TAREFA ESCRITA 1: Resuma em duas frases o trecho sobre a concentração de terras agrícolas no estado de São Paulo.
TAREFA ESCRITA 2:
Com base no trecho sobre a concentração de terras agrícolas no estado de São Paulo, diga se cada afirmação abaixo está de acordo com ele. Responda sim ou não e cite entre aspas as palavras do trecho que decidem a resposta.
(a) Entre 1996 e 2017, a participação dos 5% maiores estabelecimentos na área total diminuiu.
(b) No Índice de Gini, quanto mais próximo de 0 for o valor, menos desigual é a distribuição.
(c) De modo geral, pequenos e médios proprietários se desfizeram de seu patrimônio imobiliário rural.

TRECHO:
_ _ _ _ _

De maneira geral, pequenos e médios proprietários mantiveram seu patrimônio imobiliário rural, mas foram e continuam deixando de ser agricultores.

A concentração da posse da área agrícola no estado de São Paulo vem aumentado progressivamente. A participação dos 5% maiores estabelecimentos na área total se elevou de 53% para 66%, de 1996 a 2017, conforme apontam os censos agropecuários do Instituto Brasileiro de Geografia e Estatística (IBGE). Ou seja, 5% dos estabelecimentos paulistas controlam 2/3 da área agrícola do Estado, restando 1/3 para os outros 95%.

Outro indicador que corrobora com essa concentração é o Índice de Gini da distribuição da terra entre os estabelecimentos agropecuários, que passou de 0,760, em 1996, para 0,833, em 2017. Esse índice mede a desigualdade e varia entre 0 e 1. Quanto mais próximo a 0 menos desigual é a distribuição da variável considerada e valores acima de 0,4 já indicam alta concentração.

_ _ _ _ _

EXCERTO DE DADOS:

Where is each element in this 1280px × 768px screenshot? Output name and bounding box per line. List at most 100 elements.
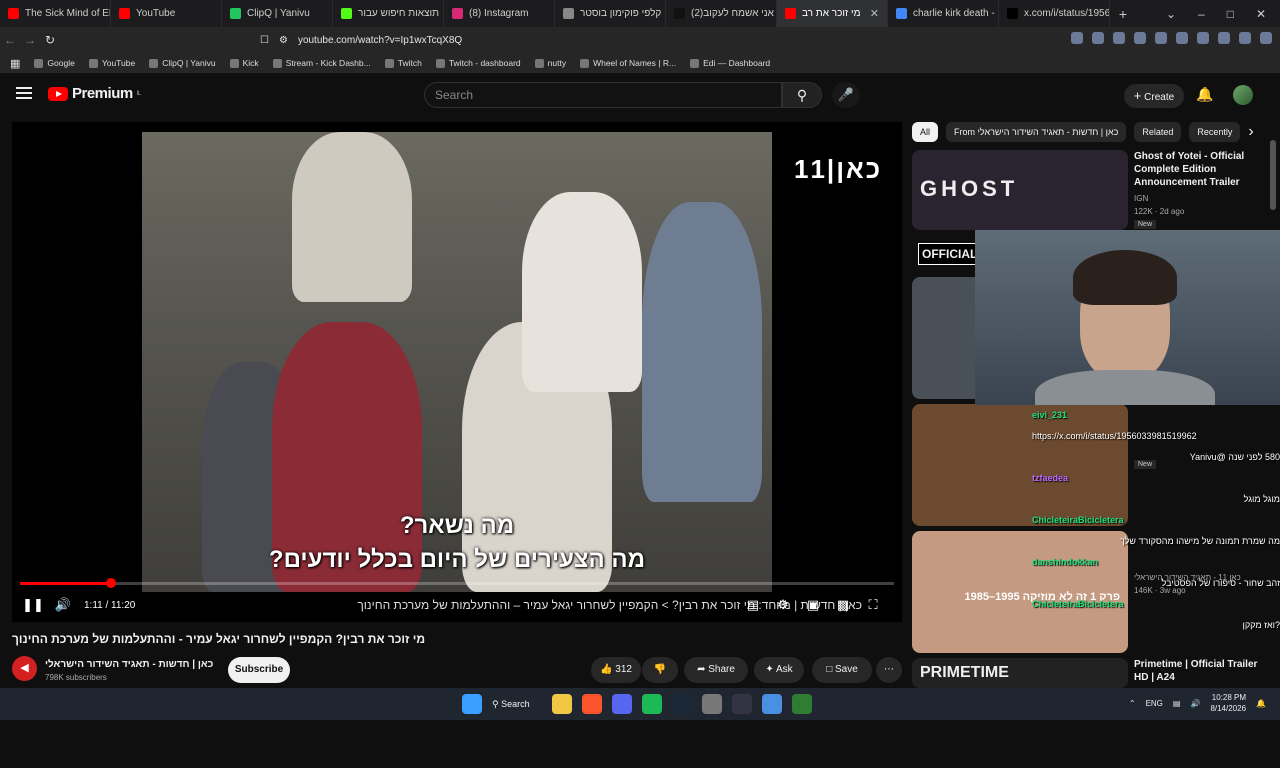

_ _ _ _ _

RESPOSTA ESCRITA 1: Segundo os censos agropecuários do IBGE, os 5% maiores estabelecimentos paulistas passaram de 53% para 66% da área agrícola total entre 1996 e 2017 e hoje controlam 2/3 dessa área. No mesmo período, o Índice de Gini da distribuição da terra subiu de 0,760 para 0,833, e valores acima de 0,4 já indicam alta concentração.

RESPOSTA ESCRITA 2:
(a) Não: "A participação dos 5% maiores estabelecimentos na área total se elevou de 53% para 66%, de 1996 a 2017".
(b) Sim: "Quanto mais próximo a 0 menos desigual é a distribuição da variável considerada".
(c) Não: "pequenos e médios proprietários mantiveram seu patrimônio imobiliário rural".